[Entries from a dataset]
☆ ☆ ☆
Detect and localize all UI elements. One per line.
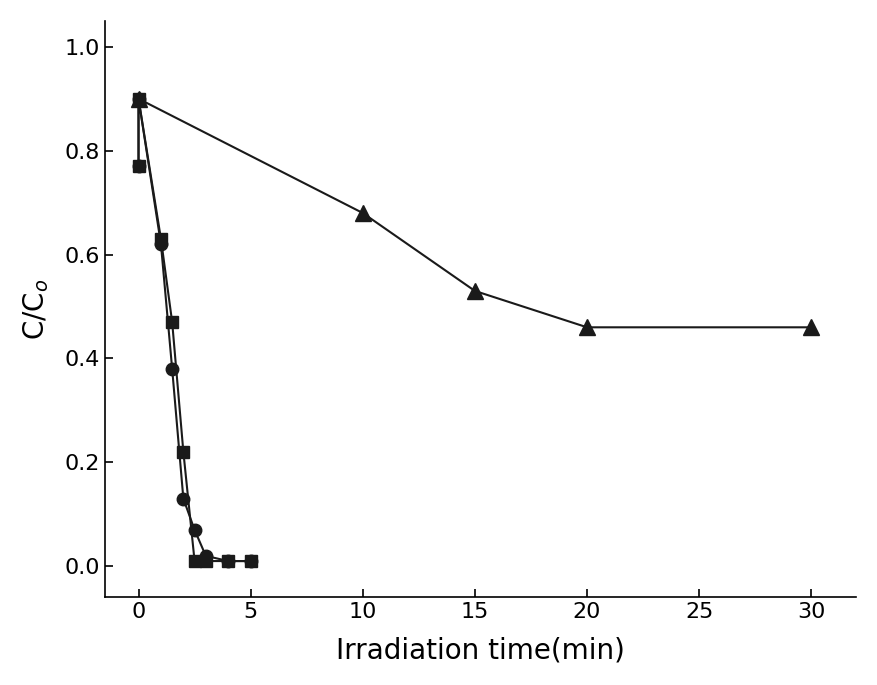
Y-axis label: C/C$_o$: C/C$_o$ <box>21 278 51 340</box>
X-axis label: Irradiation time(min): Irradiation time(min) <box>336 636 625 664</box>
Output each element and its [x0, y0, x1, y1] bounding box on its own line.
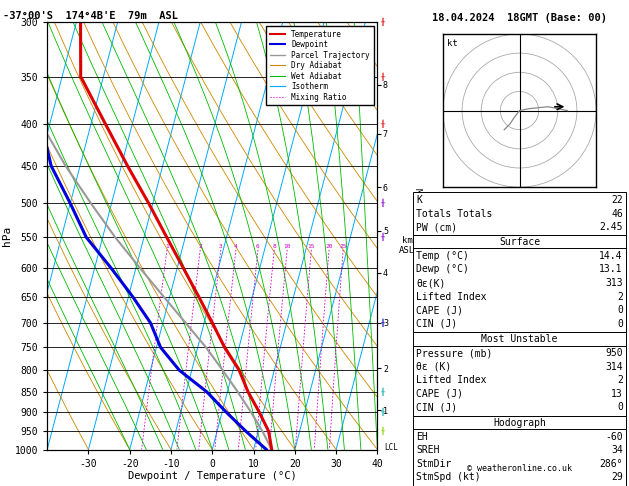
Text: 13.1: 13.1: [599, 264, 623, 275]
Text: 4: 4: [234, 244, 238, 249]
Y-axis label: km
ASL: km ASL: [399, 236, 416, 255]
Text: 313: 313: [605, 278, 623, 288]
Text: ╫: ╫: [380, 72, 384, 81]
Text: CAPE (J): CAPE (J): [416, 305, 463, 315]
Text: 2.45: 2.45: [599, 223, 623, 232]
Text: θε (K): θε (K): [416, 362, 452, 372]
Text: ╫: ╫: [380, 408, 384, 417]
Text: -37°00'S  174°4B'E  79m  ASL: -37°00'S 174°4B'E 79m ASL: [3, 11, 178, 21]
Text: ╫: ╫: [380, 427, 384, 435]
Text: 950: 950: [605, 348, 623, 358]
Text: 13: 13: [611, 389, 623, 399]
Text: -60: -60: [605, 432, 623, 442]
Text: 0: 0: [617, 305, 623, 315]
Text: 6: 6: [256, 244, 260, 249]
Text: Surface: Surface: [499, 237, 540, 247]
Text: Lifted Index: Lifted Index: [416, 292, 487, 302]
Text: 3: 3: [219, 244, 223, 249]
Text: 18.04.2024  18GMT (Base: 00): 18.04.2024 18GMT (Base: 00): [432, 13, 607, 23]
Text: ╫: ╫: [380, 199, 384, 208]
Text: Lifted Index: Lifted Index: [416, 375, 487, 385]
Text: 2: 2: [617, 292, 623, 302]
Text: CIN (J): CIN (J): [416, 402, 457, 413]
Text: ╫: ╫: [380, 319, 384, 327]
Text: 46: 46: [611, 209, 623, 219]
Text: EH: EH: [416, 432, 428, 442]
Text: 2: 2: [198, 244, 202, 249]
Text: 0: 0: [617, 319, 623, 329]
Text: ╫: ╫: [380, 120, 384, 128]
Text: Pressure (mb): Pressure (mb): [416, 348, 493, 358]
Text: 15: 15: [308, 244, 315, 249]
Text: 29: 29: [611, 472, 623, 483]
Text: 2: 2: [617, 375, 623, 385]
Text: PW (cm): PW (cm): [416, 223, 457, 232]
Text: 34: 34: [611, 445, 623, 455]
Text: SREH: SREH: [416, 445, 440, 455]
Text: θε(K): θε(K): [416, 278, 445, 288]
Text: 8: 8: [272, 244, 276, 249]
Text: © weatheronline.co.uk: © weatheronline.co.uk: [467, 464, 572, 473]
Text: 1: 1: [165, 244, 169, 249]
Text: kt: kt: [447, 38, 457, 48]
Text: 0: 0: [617, 402, 623, 413]
Text: 22: 22: [611, 195, 623, 205]
Text: ╫: ╫: [380, 388, 384, 396]
Text: 10: 10: [284, 244, 291, 249]
Text: Totals Totals: Totals Totals: [416, 209, 493, 219]
Text: 14.4: 14.4: [599, 251, 623, 261]
Legend: Temperature, Dewpoint, Parcel Trajectory, Dry Adiabat, Wet Adiabat, Isotherm, Mi: Temperature, Dewpoint, Parcel Trajectory…: [266, 26, 374, 105]
Text: ╫: ╫: [380, 233, 384, 242]
Text: 20: 20: [325, 244, 333, 249]
Text: Hodograph: Hodograph: [493, 418, 546, 428]
Text: Mixing Ratio (g/kg): Mixing Ratio (g/kg): [413, 188, 421, 283]
Text: ╫: ╫: [380, 17, 384, 26]
Text: 25: 25: [340, 244, 347, 249]
Text: CAPE (J): CAPE (J): [416, 389, 463, 399]
Text: Dewp (°C): Dewp (°C): [416, 264, 469, 275]
Text: CIN (J): CIN (J): [416, 319, 457, 329]
Text: LCL: LCL: [384, 443, 398, 452]
Y-axis label: hPa: hPa: [2, 226, 12, 246]
Text: StmDir: StmDir: [416, 459, 452, 469]
Text: 314: 314: [605, 362, 623, 372]
Text: K: K: [416, 195, 422, 205]
Text: 286°: 286°: [599, 459, 623, 469]
Text: Temp (°C): Temp (°C): [416, 251, 469, 261]
Text: Most Unstable: Most Unstable: [481, 334, 558, 345]
X-axis label: Dewpoint / Temperature (°C): Dewpoint / Temperature (°C): [128, 471, 297, 481]
Text: StmSpd (kt): StmSpd (kt): [416, 472, 481, 483]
☆ ☆ ☆
What is being asked = Give the material from its first line through the line containing "Output each element" as a Markdown table with the columns No. and Line, one row per line. Skip blank lines and leave out the pictures.

Exercise result =
| No. | Line |
|---|---|
| 1 | Detect and localize all UI elements. One per line. |
| 2 | Y-axis label: C/C$_o$: C/C$_o$ <box>21 278 51 340</box> |
| 3 | X-axis label: Irradiation time(min): Irradiation time(min) <box>336 636 625 664</box> |
| 4 | Output each element and its [x0, y0, x1, y1] bounding box on its own line. |